Tally each line where the word "Volume" occurs, then give only the total.

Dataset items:
** start **

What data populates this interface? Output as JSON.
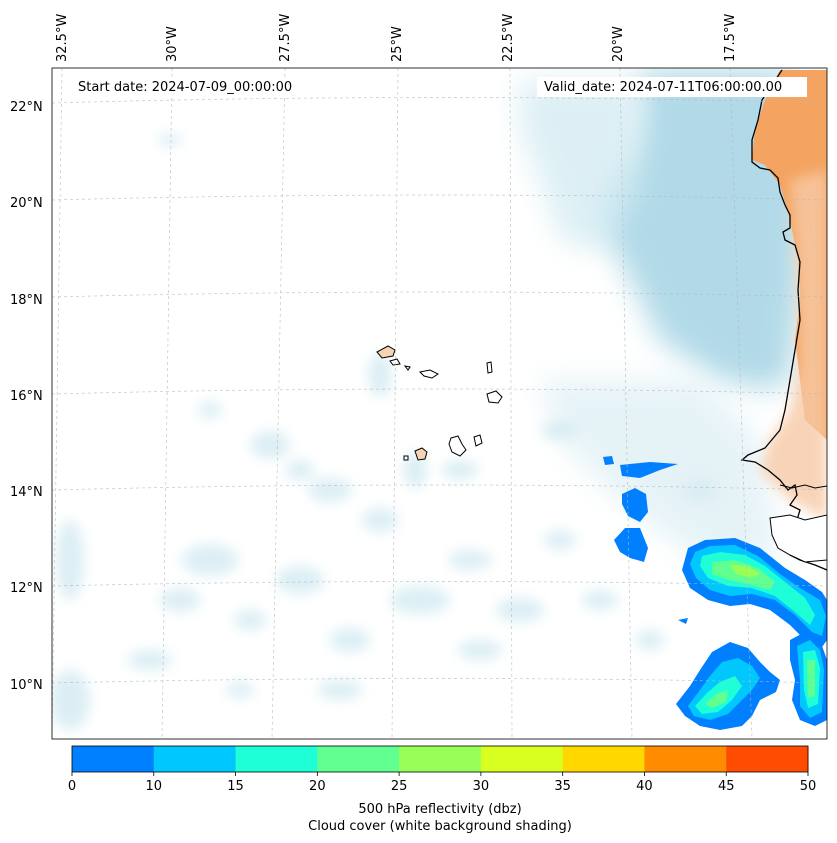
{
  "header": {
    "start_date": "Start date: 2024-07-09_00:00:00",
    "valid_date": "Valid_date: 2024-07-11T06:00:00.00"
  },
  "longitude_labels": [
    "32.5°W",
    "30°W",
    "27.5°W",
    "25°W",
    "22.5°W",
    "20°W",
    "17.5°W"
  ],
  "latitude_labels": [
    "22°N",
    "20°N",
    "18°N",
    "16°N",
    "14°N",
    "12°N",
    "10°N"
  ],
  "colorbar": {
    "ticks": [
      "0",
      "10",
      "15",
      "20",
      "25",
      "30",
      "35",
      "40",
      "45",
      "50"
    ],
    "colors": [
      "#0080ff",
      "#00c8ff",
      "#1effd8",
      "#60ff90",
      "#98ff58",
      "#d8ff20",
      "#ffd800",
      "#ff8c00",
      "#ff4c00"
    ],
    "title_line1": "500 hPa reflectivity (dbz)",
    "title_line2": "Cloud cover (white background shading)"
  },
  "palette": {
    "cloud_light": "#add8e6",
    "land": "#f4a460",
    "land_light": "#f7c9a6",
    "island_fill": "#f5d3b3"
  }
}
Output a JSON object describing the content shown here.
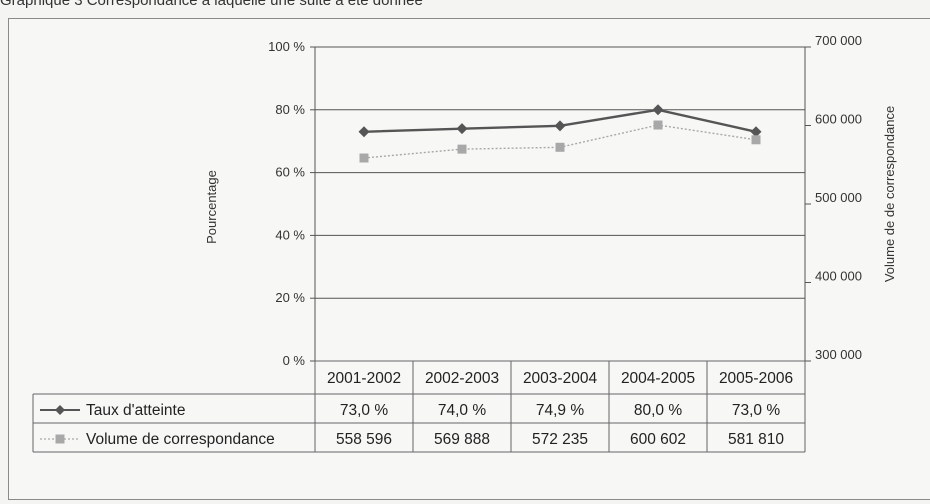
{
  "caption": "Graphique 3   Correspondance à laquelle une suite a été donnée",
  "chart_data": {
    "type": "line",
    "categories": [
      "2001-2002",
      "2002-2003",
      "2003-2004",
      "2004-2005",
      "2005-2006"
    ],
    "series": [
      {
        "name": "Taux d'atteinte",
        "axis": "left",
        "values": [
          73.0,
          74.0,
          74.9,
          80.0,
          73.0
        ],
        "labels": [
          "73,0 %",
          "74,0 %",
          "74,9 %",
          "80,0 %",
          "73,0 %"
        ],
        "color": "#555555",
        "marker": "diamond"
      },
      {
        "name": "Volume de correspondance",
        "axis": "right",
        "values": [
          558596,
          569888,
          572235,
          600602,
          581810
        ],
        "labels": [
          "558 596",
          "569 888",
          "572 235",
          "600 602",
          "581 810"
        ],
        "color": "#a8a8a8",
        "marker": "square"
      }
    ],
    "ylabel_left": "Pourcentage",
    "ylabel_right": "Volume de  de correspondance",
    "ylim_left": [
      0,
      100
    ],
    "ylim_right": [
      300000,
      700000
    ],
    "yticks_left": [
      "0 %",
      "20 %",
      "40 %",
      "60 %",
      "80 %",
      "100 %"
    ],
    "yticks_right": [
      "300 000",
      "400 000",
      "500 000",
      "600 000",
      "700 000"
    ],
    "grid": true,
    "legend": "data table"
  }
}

** end **

Correct output: 2